EXERCISE: Keep only the lines of the listing that include the word "call", and copy them.

— Begin —

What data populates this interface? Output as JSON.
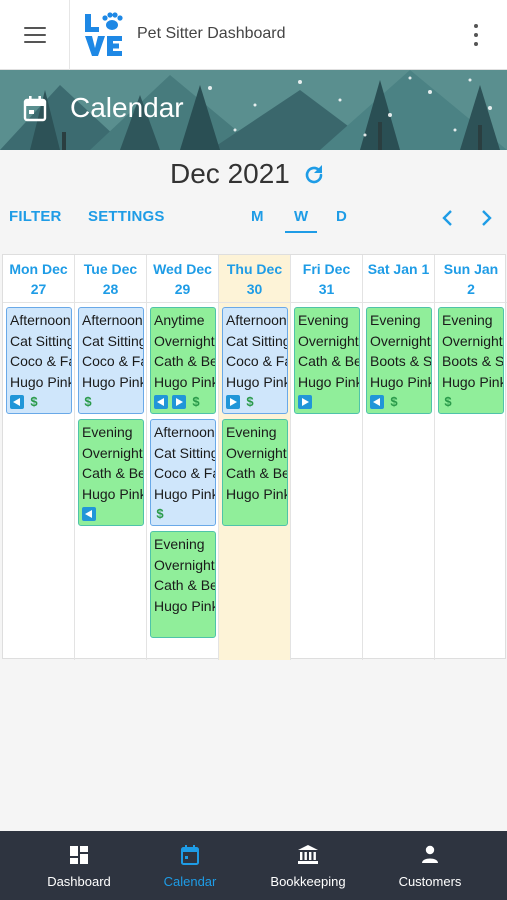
{
  "app": {
    "title": "Pet Sitter Dashboard",
    "logo_text": "LOVE"
  },
  "banner": {
    "title": "Calendar"
  },
  "month": {
    "label": "Dec 2021"
  },
  "controls": {
    "filter": "FILTER",
    "settings": "SETTINGS",
    "views": [
      "M",
      "W",
      "D"
    ],
    "active_view": "W"
  },
  "colors": {
    "accent": "#1e9ce6",
    "today": "#fdf3d7",
    "event_blue": "#cfe6fb",
    "event_green": "#90ee9a",
    "nav_bg": "#2e3440"
  },
  "days": [
    {
      "line1": "Mon Dec",
      "line2": "27",
      "today": false,
      "events": [
        {
          "color": "blue",
          "lines": [
            "Afternoon",
            "Cat Sitting",
            "Coco & Fa",
            "Hugo Pink"
          ],
          "icons": [
            "left",
            "dollar"
          ]
        }
      ]
    },
    {
      "line1": "Tue Dec",
      "line2": "28",
      "today": false,
      "events": [
        {
          "color": "blue",
          "lines": [
            "Afternoon",
            "Cat Sitting",
            "Coco & Fa",
            "Hugo Pink"
          ],
          "icons": [
            "dollar"
          ]
        },
        {
          "color": "green",
          "lines": [
            "Evening",
            "Overnight",
            "Cath & Be",
            "Hugo Pink"
          ],
          "icons": [
            "left"
          ]
        }
      ]
    },
    {
      "line1": "Wed Dec",
      "line2": "29",
      "today": false,
      "events": [
        {
          "color": "green",
          "lines": [
            "Anytime",
            "Overnight",
            "Cath & Be",
            "Hugo Pink"
          ],
          "icons": [
            "left",
            "right",
            "dollar"
          ]
        },
        {
          "color": "blue",
          "lines": [
            "Afternoon",
            "Cat Sitting",
            "Coco & Fa",
            "Hugo Pink"
          ],
          "icons": [
            "dollar"
          ]
        },
        {
          "color": "green",
          "lines": [
            "Evening",
            "Overnight",
            "Cath & Be",
            "Hugo Pink"
          ],
          "icons": []
        }
      ]
    },
    {
      "line1": "Thu Dec",
      "line2": "30",
      "today": true,
      "events": [
        {
          "color": "blue",
          "lines": [
            "Afternoon",
            "Cat Sitting",
            "Coco & Fa",
            "Hugo Pink"
          ],
          "icons": [
            "right",
            "dollar"
          ]
        },
        {
          "color": "green",
          "lines": [
            "Evening",
            "Overnight",
            "Cath & Be",
            "Hugo Pink"
          ],
          "icons": []
        }
      ]
    },
    {
      "line1": "Fri Dec",
      "line2": "31",
      "today": false,
      "events": [
        {
          "color": "green",
          "lines": [
            "Evening",
            "Overnight",
            "Cath & Be",
            "Hugo Pink"
          ],
          "icons": [
            "right"
          ]
        }
      ]
    },
    {
      "line1": "Sat Jan 1",
      "line2": "",
      "today": false,
      "events": [
        {
          "color": "green",
          "lines": [
            "Evening",
            "Overnight",
            "Boots & S",
            "Hugo Pink"
          ],
          "icons": [
            "left",
            "dollar"
          ]
        }
      ]
    },
    {
      "line1": "Sun Jan",
      "line2": "2",
      "today": false,
      "events": [
        {
          "color": "green",
          "lines": [
            "Evening",
            "Overnight",
            "Boots & S",
            "Hugo Pink"
          ],
          "icons": [
            "dollar"
          ]
        }
      ]
    }
  ],
  "bottom_nav": [
    {
      "label": "Dashboard",
      "icon": "dashboard-icon",
      "active": false
    },
    {
      "label": "Calendar",
      "icon": "calendar-icon",
      "active": true
    },
    {
      "label": "Bookkeeping",
      "icon": "bank-icon",
      "active": false
    },
    {
      "label": "Customers",
      "icon": "person-icon",
      "active": false
    }
  ]
}
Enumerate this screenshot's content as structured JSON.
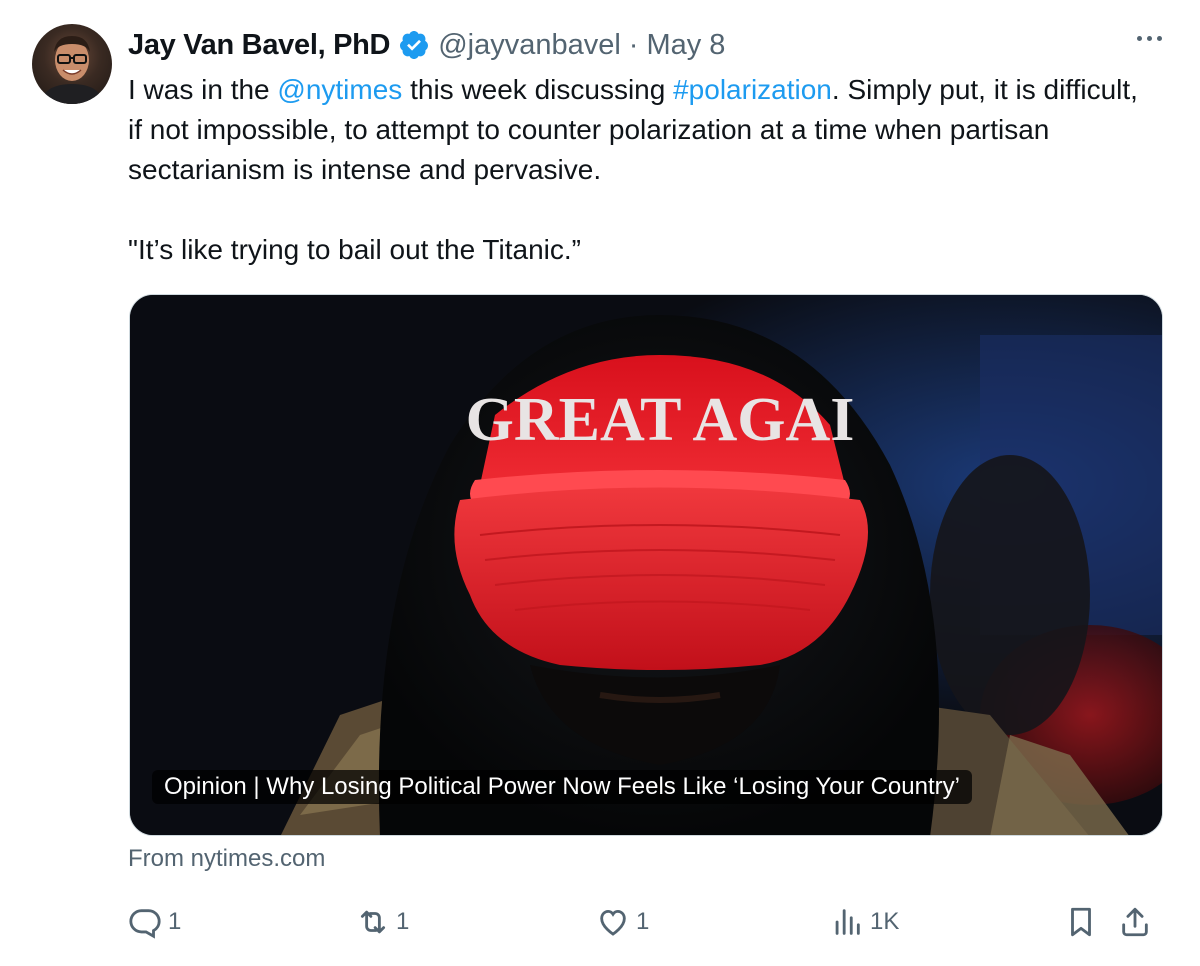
{
  "author": {
    "display_name": "Jay Van Bavel, PhD",
    "handle": "@jayvanbavel",
    "separator": "·",
    "date": "May 8",
    "verified": true,
    "verified_color": "#1d9bf0"
  },
  "body": {
    "line1_pre": "I was in the ",
    "mention": "@nytimes",
    "line1_mid": " this week discussing ",
    "hashtag": "#polarization",
    "line1_post": ". Simply put, it is difficult, if not impossible, to attempt to counter polarization at a time when partisan sectarianism is intense and pervasive.",
    "quote": "\"It’s like trying to bail out the Titanic.”",
    "link_color": "#1d9bf0"
  },
  "card": {
    "hat_text": "GREAT AGAI",
    "caption": "Opinion | Why Losing Political Power Now Feels Like ‘Losing Your Country’",
    "source": "From nytimes.com"
  },
  "actions": {
    "reply_count": "1",
    "repost_count": "1",
    "like_count": "1",
    "views_count": "1K"
  },
  "icons": [
    "verified-badge-icon",
    "more-icon",
    "reply-icon",
    "repost-icon",
    "like-icon",
    "views-icon",
    "bookmark-icon",
    "share-icon"
  ],
  "colors": {
    "text": "#0f1419",
    "secondary": "#536471",
    "accent": "#1d9bf0",
    "hat_red": "#e0141e"
  }
}
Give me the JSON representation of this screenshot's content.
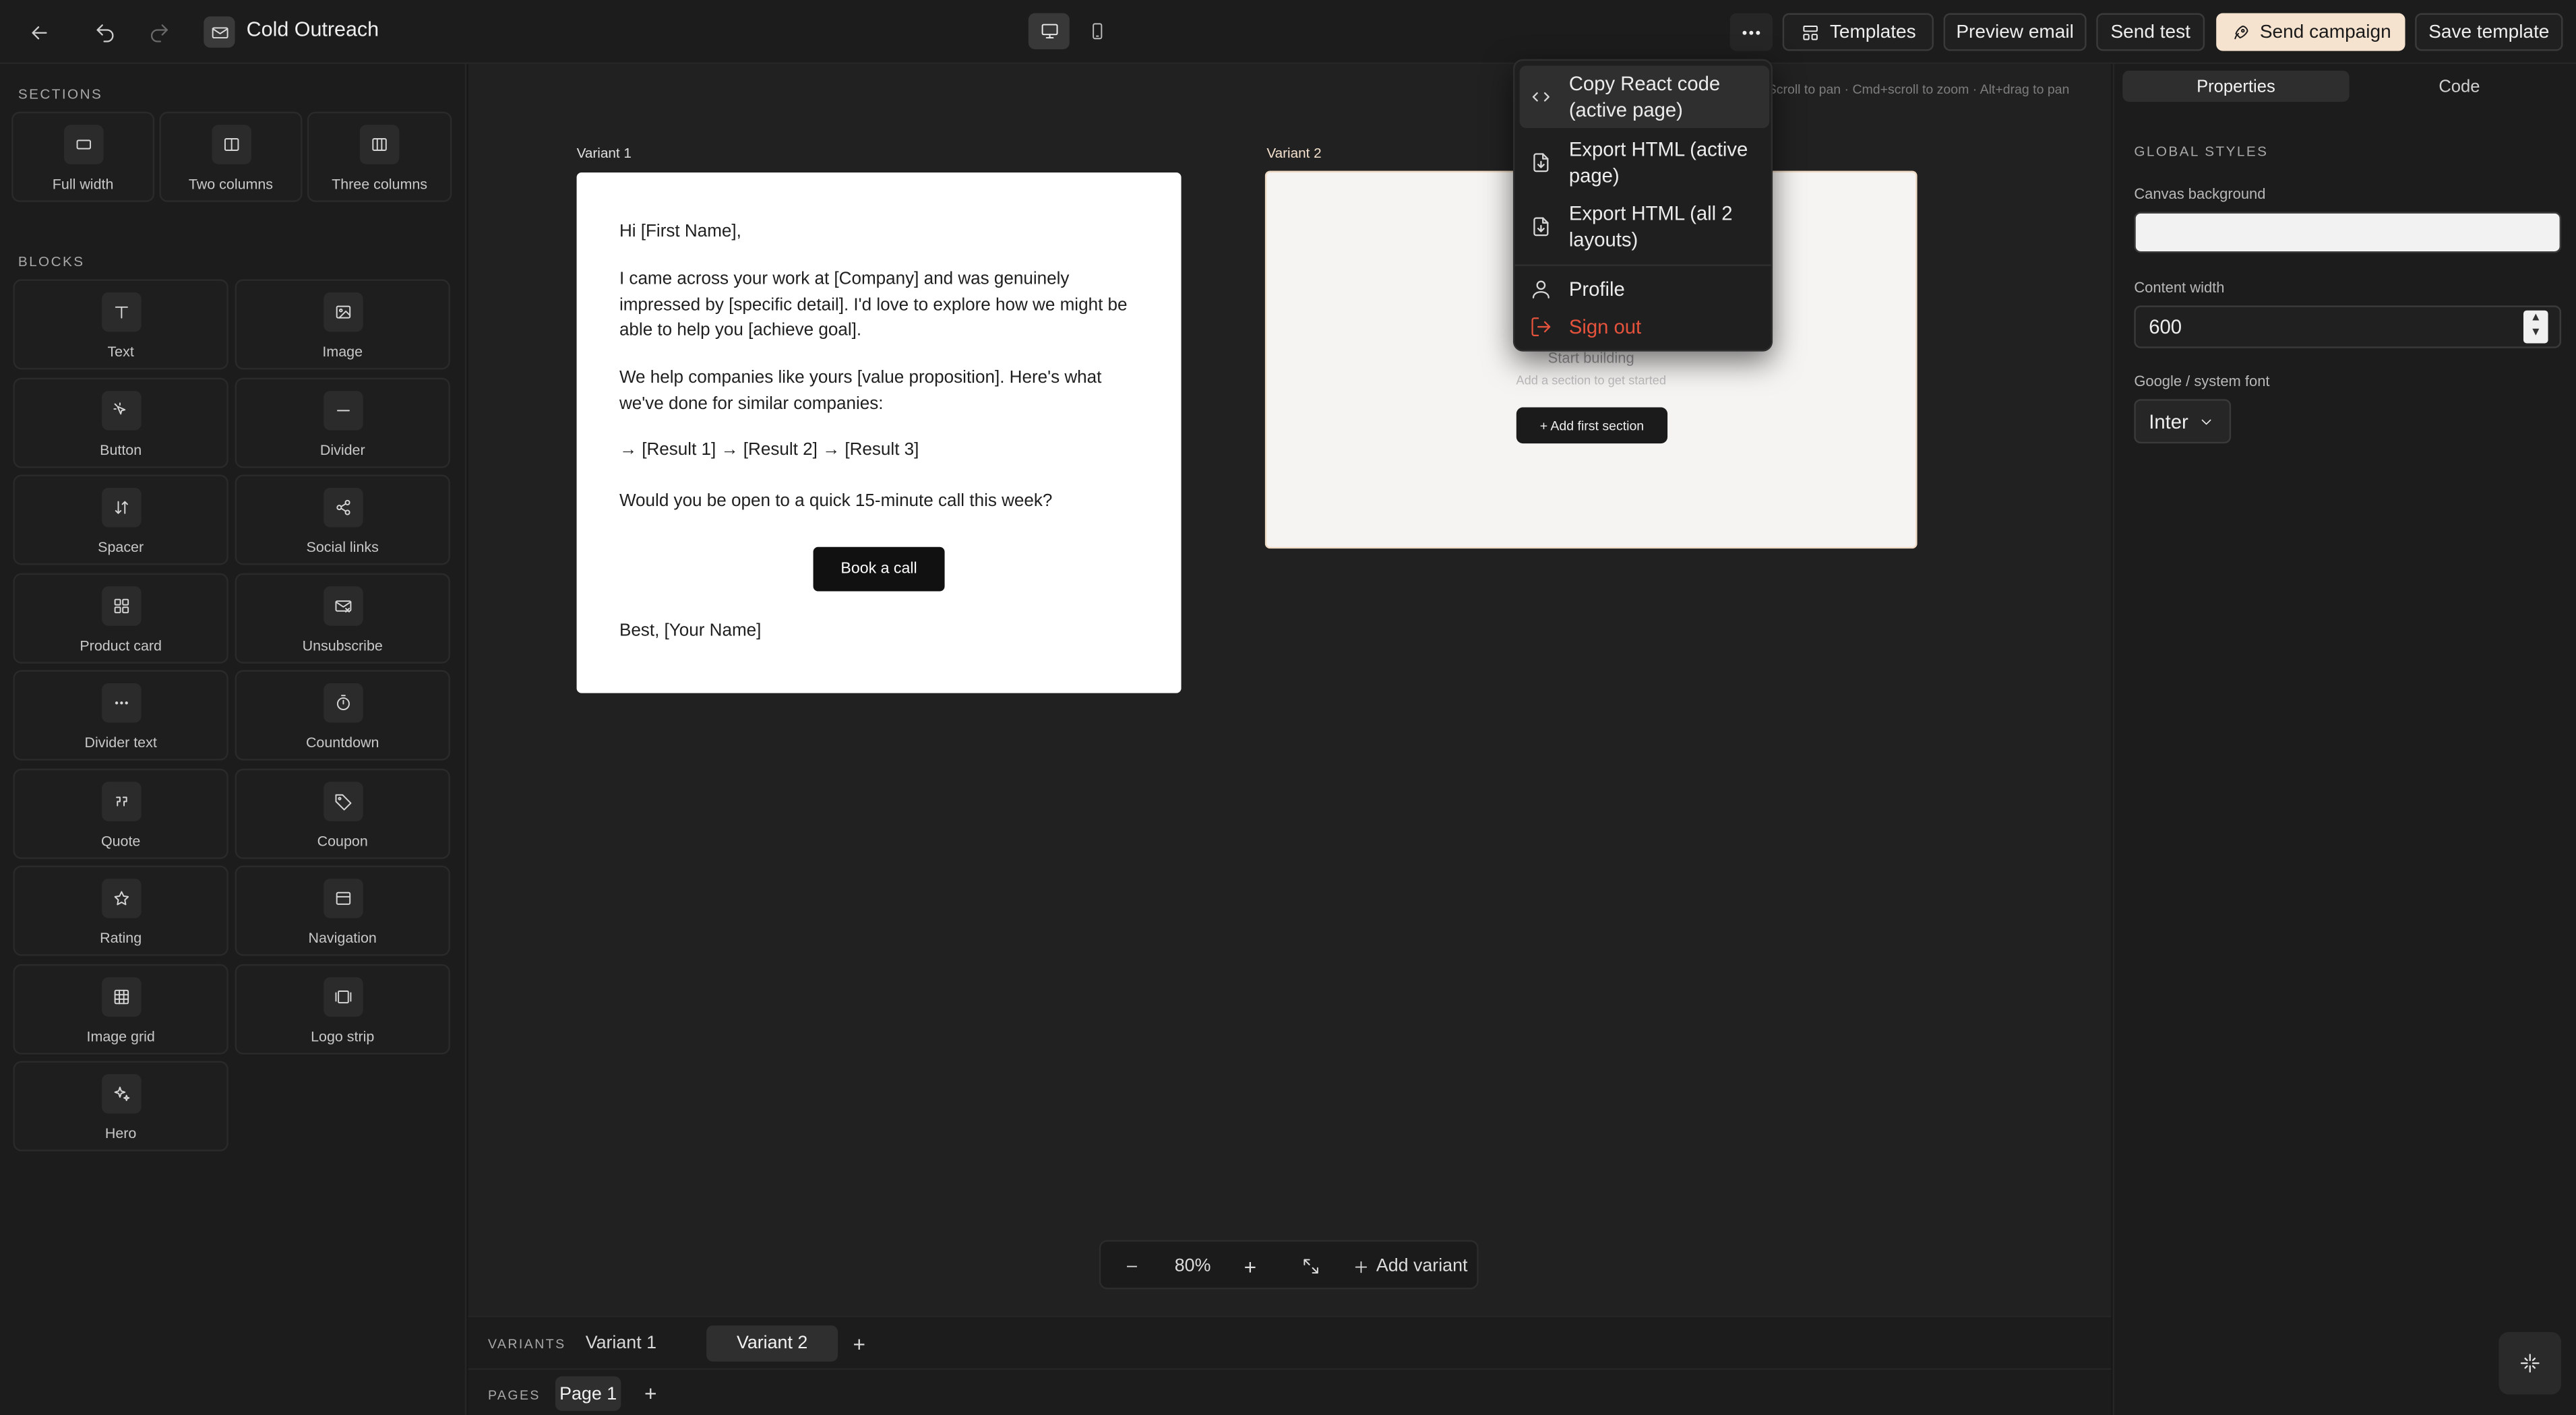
{
  "app": {
    "title": "Cold Outreach"
  },
  "toolbar": {
    "templates": "Templates",
    "preview_email": "Preview email",
    "send_test": "Send test",
    "send_campaign": "Send campaign",
    "save_template": "Save template"
  },
  "left_panel": {
    "sections_label": "SECTIONS",
    "sections": [
      "Full width",
      "Two columns",
      "Three columns"
    ],
    "blocks_label": "BLOCKS",
    "blocks": [
      "Text",
      "Image",
      "Button",
      "Divider",
      "Spacer",
      "Social links",
      "Product card",
      "Unsubscribe",
      "Divider text",
      "Countdown",
      "Quote",
      "Coupon",
      "Rating",
      "Navigation",
      "Image grid",
      "Logo strip",
      "Hero"
    ],
    "block_icons": [
      "text-icon",
      "image-icon",
      "button-icon",
      "divider-icon",
      "spacer-icon",
      "share-icon",
      "grid-icon",
      "mail-x-icon",
      "dots-icon",
      "timer-icon",
      "quote-icon",
      "tag-icon",
      "star-icon",
      "navigation-icon",
      "image-grid-icon",
      "logo-strip-icon",
      "sparkles-icon"
    ]
  },
  "canvas": {
    "hint": "Scroll to pan · Cmd+scroll to zoom · Alt+drag to pan",
    "variant1_label": "Variant 1",
    "variant2_label": "Variant 2",
    "email": {
      "greeting": "Hi [First Name],",
      "para1": "I came across your work at [Company] and was genuinely impressed by [specific detail]. I'd love to explore how we might be able to help you [achieve goal].",
      "para2": "We help companies like yours [value proposition]. Here's what we've done for similar companies:",
      "results": "→ [Result 1] → [Result 2] → [Result 3]",
      "question": "Would you be open to a quick 15-minute call this week?",
      "cta": "Book a call",
      "signoff": "Best, [Your Name]"
    },
    "empty": {
      "title": "Start building",
      "subtitle": "Add a section to get started",
      "button": "+ Add first section"
    }
  },
  "zoom": {
    "minus": "–",
    "level": "80%",
    "plus": "+",
    "add_variant": "Add variant"
  },
  "variants_bar": {
    "label": "VARIANTS",
    "items": [
      "Variant 1",
      "Variant 2"
    ],
    "active": "Variant 2",
    "add": "+"
  },
  "pages_bar": {
    "label": "PAGES",
    "items": [
      "Page 1"
    ],
    "add": "+"
  },
  "right_panel": {
    "tabs": [
      "Properties",
      "Code"
    ],
    "active_tab": "Properties",
    "global_styles": "GLOBAL STYLES",
    "canvas_background_label": "Canvas background",
    "content_width_label": "Content width",
    "content_width_value": "600",
    "font_label": "Google / system font",
    "font_value": "Inter"
  },
  "dropdown": {
    "items": [
      {
        "label": "Copy React code (active page)",
        "icon": "code-icon"
      },
      {
        "label": "Export HTML (active page)",
        "icon": "file-export-icon"
      },
      {
        "label": "Export HTML (all 2 layouts)",
        "icon": "file-export-icon"
      },
      {
        "label": "Profile",
        "icon": "user-icon"
      },
      {
        "label": "Sign out",
        "icon": "sign-out-icon"
      }
    ]
  },
  "colors": {
    "accent": "#f6e3cf",
    "danger": "#e5533d",
    "background": "#181818"
  }
}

— End —

FINAL RESULT:
      "question": "Would you be open to a quick 15-minute call this week?",
      "cta": "Book a call",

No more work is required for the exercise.